▸ **Goal of the exercise**: Retype the line where "OCR this image." appears and each line that follows it down to the last line of the records below. Leave the pictures out.

— Start Extracted records —

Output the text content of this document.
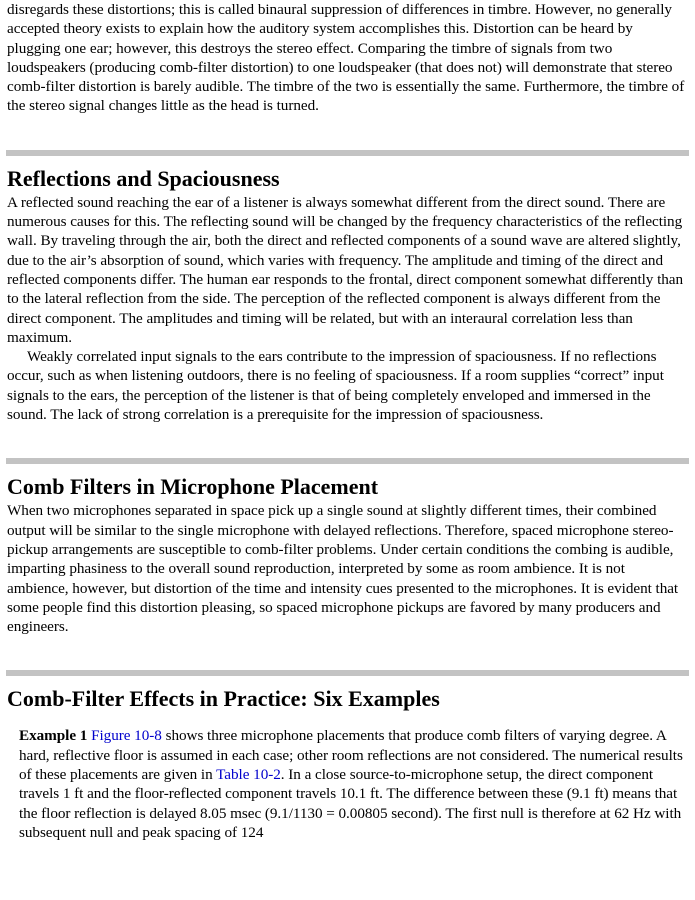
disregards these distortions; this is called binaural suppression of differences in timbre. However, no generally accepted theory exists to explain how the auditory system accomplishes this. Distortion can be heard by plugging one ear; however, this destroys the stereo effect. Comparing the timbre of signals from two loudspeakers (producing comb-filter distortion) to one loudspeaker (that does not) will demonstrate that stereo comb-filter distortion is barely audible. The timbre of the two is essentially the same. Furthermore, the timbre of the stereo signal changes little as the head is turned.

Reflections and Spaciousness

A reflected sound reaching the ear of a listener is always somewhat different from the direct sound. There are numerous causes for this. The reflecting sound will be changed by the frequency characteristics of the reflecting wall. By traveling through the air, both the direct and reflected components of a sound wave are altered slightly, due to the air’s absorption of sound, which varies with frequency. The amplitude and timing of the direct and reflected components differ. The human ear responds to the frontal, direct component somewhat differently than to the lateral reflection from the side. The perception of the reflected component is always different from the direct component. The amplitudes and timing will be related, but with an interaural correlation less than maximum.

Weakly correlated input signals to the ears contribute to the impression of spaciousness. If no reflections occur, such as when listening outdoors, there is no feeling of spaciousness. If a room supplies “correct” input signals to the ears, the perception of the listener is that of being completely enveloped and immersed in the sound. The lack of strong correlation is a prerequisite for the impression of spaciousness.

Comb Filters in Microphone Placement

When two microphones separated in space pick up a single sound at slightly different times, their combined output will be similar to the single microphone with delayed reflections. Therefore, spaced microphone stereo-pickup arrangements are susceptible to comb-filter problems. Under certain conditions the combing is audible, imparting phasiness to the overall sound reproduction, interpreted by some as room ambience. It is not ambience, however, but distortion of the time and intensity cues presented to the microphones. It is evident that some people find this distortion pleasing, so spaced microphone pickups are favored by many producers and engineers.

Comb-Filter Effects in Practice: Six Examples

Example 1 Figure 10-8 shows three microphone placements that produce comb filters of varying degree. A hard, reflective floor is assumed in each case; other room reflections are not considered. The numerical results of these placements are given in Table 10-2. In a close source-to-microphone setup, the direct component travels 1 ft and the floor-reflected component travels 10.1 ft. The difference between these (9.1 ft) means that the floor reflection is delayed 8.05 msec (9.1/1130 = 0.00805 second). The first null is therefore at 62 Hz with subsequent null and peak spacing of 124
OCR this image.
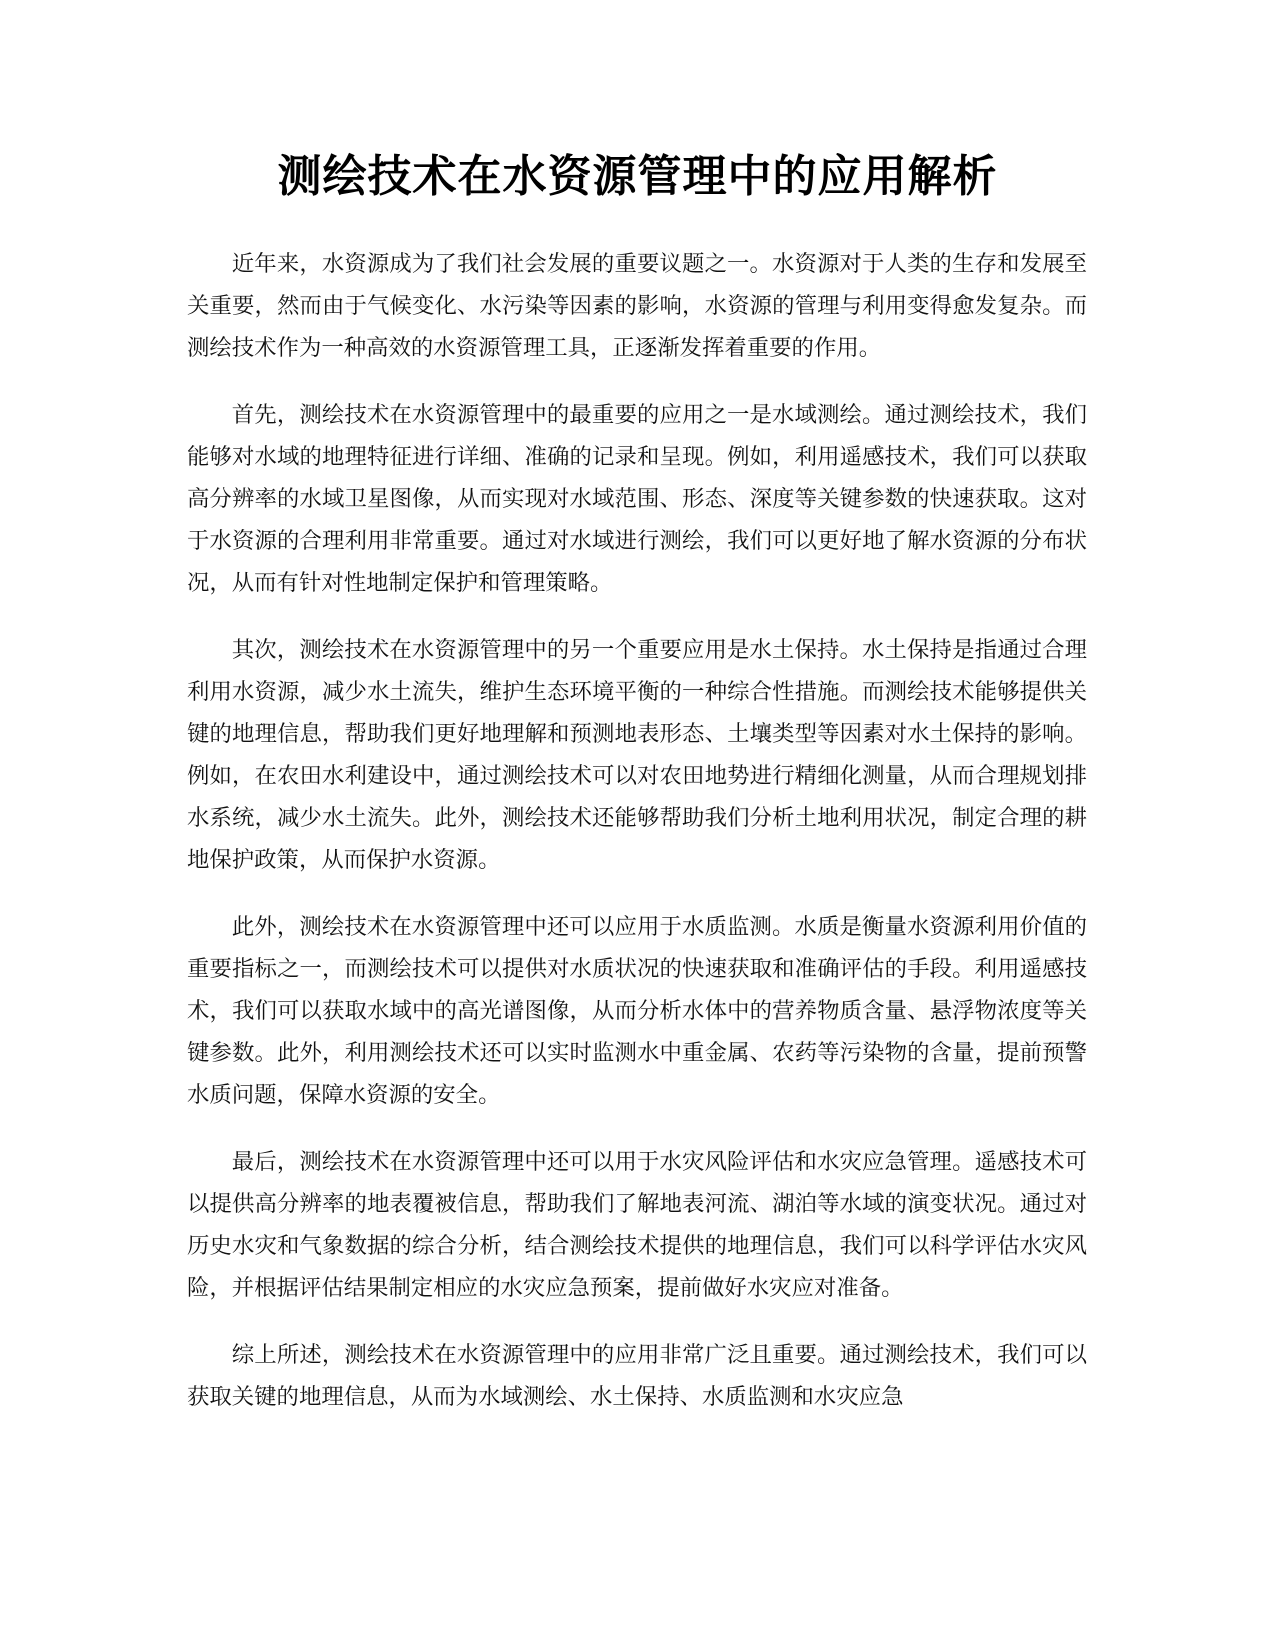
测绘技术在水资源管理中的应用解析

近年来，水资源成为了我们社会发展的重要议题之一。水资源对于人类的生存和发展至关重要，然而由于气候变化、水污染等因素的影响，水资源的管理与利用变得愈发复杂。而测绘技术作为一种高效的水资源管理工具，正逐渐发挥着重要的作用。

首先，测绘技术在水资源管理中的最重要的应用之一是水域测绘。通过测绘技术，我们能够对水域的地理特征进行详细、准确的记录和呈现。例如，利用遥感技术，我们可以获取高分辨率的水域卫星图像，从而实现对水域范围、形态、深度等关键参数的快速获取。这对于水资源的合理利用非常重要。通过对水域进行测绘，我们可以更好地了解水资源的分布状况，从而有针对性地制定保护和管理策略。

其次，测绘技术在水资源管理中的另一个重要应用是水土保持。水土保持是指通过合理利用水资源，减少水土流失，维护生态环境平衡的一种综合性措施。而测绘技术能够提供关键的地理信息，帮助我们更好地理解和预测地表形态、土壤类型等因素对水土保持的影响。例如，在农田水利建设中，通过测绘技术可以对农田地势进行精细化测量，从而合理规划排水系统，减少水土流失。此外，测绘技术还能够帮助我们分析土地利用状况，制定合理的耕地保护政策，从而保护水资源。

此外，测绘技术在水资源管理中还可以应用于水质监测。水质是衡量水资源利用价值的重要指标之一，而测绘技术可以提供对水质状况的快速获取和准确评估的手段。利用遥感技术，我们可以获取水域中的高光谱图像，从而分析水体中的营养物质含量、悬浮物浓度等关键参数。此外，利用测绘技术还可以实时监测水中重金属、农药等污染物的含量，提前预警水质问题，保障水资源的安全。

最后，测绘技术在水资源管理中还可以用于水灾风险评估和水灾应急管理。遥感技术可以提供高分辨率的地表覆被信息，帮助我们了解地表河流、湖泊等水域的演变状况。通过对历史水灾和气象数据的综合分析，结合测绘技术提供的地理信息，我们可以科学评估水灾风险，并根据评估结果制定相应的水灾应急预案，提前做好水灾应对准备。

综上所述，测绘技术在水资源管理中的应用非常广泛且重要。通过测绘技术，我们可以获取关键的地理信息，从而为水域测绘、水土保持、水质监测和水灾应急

— End Extracted records —

▸ **Task answer**:
OCR this image.
测绘技术在水资源管理中的应用解析

近年来，水资源成为了我们社会发展的重要议题之一。水资源对于人类的生存和发展至关重要，然而由于气候变化、水污染等因素的影响，水资源的管理与利用变得愈发复杂。而测绘技术作为一种高效的水资源管理工具，正逐渐发挥着重要的作用。

首先，测绘技术在水资源管理中的最重要的应用之一是水域测绘。通过测绘技术，我们能够对水域的地理特征进行详细、准确的记录和呈现。例如，利用遥感技术，我们可以获取高分辨率的水域卫星图像，从而实现对水域范围、形态、深度等关键参数的快速获取。这对于水资源的合理利用非常重要。通过对水域进行测绘，我们可以更好地了解水资源的分布状况，从而有针对性地制定保护和管理策略。

其次，测绘技术在水资源管理中的另一个重要应用是水土保持。水土保持是指通过合理利用水资源，减少水土流失，维护生态环境平衡的一种综合性措施。而测绘技术能够提供关键的地理信息，帮助我们更好地理解和预测地表形态、土壤类型等因素对水土保持的影响。例如，在农田水利建设中，通过测绘技术可以对农田地势进行精细化测量，从而合理规划排水系统，减少水土流失。此外，测绘技术还能够帮助我们分析土地利用状况，制定合理的耕地保护政策，从而保护水资源。

此外，测绘技术在水资源管理中还可以应用于水质监测。水质是衡量水资源利用价值的重要指标之一，而测绘技术可以提供对水质状况的快速获取和准确评估的手段。利用遥感技术，我们可以获取水域中的高光谱图像，从而分析水体中的营养物质含量、悬浮物浓度等关键参数。此外，利用测绘技术还可以实时监测水中重金属、农药等污染物的含量，提前预警水质问题，保障水资源的安全。

最后，测绘技术在水资源管理中还可以用于水灾风险评估和水灾应急管理。遥感技术可以提供高分辨率的地表覆被信息，帮助我们了解地表河流、湖泊等水域的演变状况。通过对历史水灾和气象数据的综合分析，结合测绘技术提供的地理信息，我们可以科学评估水灾风险，并根据评估结果制定相应的水灾应急预案，提前做好水灾应对准备。

综上所述，测绘技术在水资源管理中的应用非常广泛且重要。通过测绘技术，我们可以获取关键的地理信息，从而为水域测绘、水土保持、水质监测和水灾应急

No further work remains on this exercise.